-------- Dataset content --------
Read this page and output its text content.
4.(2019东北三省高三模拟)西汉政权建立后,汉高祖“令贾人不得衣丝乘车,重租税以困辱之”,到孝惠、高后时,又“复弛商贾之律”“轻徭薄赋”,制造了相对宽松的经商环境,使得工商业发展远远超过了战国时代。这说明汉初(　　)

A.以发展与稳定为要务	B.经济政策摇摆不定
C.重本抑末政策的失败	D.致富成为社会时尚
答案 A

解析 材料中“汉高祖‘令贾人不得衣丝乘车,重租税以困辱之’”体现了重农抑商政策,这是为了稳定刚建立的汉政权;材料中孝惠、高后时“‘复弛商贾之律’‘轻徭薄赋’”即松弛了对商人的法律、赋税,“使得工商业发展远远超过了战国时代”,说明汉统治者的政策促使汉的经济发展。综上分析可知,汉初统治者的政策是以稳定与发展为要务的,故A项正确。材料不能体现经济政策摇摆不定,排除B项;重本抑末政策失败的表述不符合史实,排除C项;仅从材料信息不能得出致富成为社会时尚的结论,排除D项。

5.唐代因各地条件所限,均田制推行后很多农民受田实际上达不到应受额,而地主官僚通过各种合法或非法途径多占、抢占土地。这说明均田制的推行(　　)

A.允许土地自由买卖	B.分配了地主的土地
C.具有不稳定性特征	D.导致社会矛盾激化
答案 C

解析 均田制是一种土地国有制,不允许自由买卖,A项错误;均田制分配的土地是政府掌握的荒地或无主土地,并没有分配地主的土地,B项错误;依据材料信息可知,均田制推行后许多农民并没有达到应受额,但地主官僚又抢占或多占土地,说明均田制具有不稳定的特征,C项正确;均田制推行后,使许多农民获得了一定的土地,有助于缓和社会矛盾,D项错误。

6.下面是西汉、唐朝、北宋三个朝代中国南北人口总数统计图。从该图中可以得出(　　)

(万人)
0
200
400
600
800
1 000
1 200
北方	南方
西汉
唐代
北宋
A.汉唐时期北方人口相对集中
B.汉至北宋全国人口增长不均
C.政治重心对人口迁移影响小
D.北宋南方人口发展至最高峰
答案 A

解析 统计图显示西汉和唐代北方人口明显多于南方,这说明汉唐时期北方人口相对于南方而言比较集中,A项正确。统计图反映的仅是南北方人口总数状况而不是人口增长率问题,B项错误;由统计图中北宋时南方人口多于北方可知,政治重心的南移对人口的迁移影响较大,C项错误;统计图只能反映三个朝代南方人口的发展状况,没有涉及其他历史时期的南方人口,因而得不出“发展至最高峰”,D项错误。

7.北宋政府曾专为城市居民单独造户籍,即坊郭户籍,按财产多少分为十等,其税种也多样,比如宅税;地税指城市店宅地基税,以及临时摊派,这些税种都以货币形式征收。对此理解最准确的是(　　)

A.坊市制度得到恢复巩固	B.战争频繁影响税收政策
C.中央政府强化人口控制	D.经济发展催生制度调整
--------
-------- Dataset content --------
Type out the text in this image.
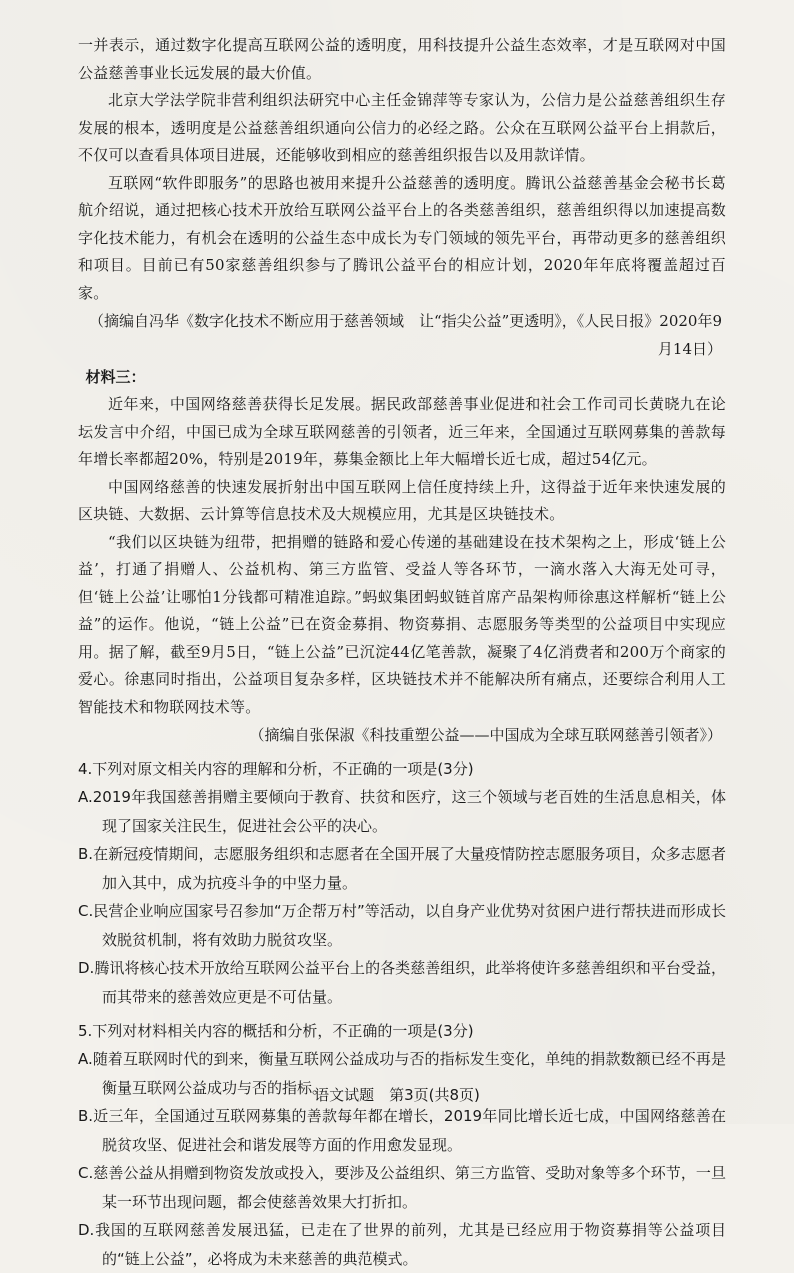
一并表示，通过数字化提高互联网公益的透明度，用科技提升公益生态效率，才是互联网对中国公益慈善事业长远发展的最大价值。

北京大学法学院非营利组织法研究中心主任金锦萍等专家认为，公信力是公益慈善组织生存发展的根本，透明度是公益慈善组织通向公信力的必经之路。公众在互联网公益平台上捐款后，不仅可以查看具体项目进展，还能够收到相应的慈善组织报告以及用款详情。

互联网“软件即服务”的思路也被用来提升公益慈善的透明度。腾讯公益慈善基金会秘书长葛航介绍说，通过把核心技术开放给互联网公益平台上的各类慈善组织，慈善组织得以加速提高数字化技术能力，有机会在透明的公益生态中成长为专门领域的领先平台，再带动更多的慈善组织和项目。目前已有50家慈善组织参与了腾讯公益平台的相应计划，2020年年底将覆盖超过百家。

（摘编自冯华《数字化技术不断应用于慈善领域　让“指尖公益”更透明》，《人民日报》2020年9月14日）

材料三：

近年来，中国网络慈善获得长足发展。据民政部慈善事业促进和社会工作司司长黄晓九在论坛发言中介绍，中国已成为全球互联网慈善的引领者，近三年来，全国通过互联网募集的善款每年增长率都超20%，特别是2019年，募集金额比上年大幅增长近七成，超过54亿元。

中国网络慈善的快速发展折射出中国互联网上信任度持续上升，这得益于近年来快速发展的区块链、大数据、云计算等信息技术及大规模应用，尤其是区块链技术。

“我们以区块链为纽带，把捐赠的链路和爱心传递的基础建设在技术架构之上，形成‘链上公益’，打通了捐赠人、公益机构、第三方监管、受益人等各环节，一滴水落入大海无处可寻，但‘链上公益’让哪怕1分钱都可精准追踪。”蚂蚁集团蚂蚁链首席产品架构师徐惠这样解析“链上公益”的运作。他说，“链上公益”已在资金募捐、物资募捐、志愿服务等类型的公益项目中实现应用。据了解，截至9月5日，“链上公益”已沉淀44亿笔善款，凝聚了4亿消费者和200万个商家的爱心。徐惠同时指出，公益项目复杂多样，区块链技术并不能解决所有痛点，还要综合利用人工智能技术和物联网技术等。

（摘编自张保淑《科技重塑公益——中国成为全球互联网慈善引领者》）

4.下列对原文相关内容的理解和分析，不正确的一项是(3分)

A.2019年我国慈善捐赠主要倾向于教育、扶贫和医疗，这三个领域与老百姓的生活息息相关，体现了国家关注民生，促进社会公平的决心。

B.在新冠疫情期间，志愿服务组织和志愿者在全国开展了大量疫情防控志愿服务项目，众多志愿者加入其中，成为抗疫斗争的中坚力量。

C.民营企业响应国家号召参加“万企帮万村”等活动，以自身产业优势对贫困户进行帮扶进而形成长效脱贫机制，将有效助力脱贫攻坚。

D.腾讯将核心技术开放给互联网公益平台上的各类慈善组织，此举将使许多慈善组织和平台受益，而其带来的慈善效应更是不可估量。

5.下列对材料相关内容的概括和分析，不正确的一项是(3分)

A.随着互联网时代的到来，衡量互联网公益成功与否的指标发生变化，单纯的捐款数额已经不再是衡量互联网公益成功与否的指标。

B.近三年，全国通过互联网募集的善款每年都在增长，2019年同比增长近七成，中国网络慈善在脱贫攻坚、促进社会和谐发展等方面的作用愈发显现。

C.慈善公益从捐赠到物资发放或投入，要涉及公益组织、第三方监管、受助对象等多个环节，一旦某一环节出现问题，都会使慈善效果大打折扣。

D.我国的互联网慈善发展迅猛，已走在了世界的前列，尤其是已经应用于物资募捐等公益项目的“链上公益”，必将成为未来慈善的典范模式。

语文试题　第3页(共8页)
--------
What the task asks.
Scan the listing above. Gather each line that contains the word "B项错误".

Exercise solution.
解析 均田制是一种土地国有制,不允许自由买卖,A项错误;均田制分配的土地是政府掌握的荒地或无主土地,并没有分配地主的土地,B项错误;依据材料信息可知,均田制推行后许多农民并没有达到应受额,但地主官僚又抢占或多占土地,说明均田制具有不稳定的特征,C项正确;均田制推行后,使许多农民获得了一定的土地,有助于缓和社会矛盾,D项错误。
解析 统计图显示西汉和唐代北方人口明显多于南方,这说明汉唐时期北方人口相对于南方而言比较集中,A项正确。统计图反映的仅是南北方人口总数状况而不是人口增长率问题,B项错误;由统计图中北宋时南方人口多于北方可知,政治重心的南移对人口的迁移影响较大,C项错误;统计图只能反映三个朝代南方人口的发展状况,没有涉及其他历史时期的南方人口,因而得不出“发展至最高峰”,D项错误。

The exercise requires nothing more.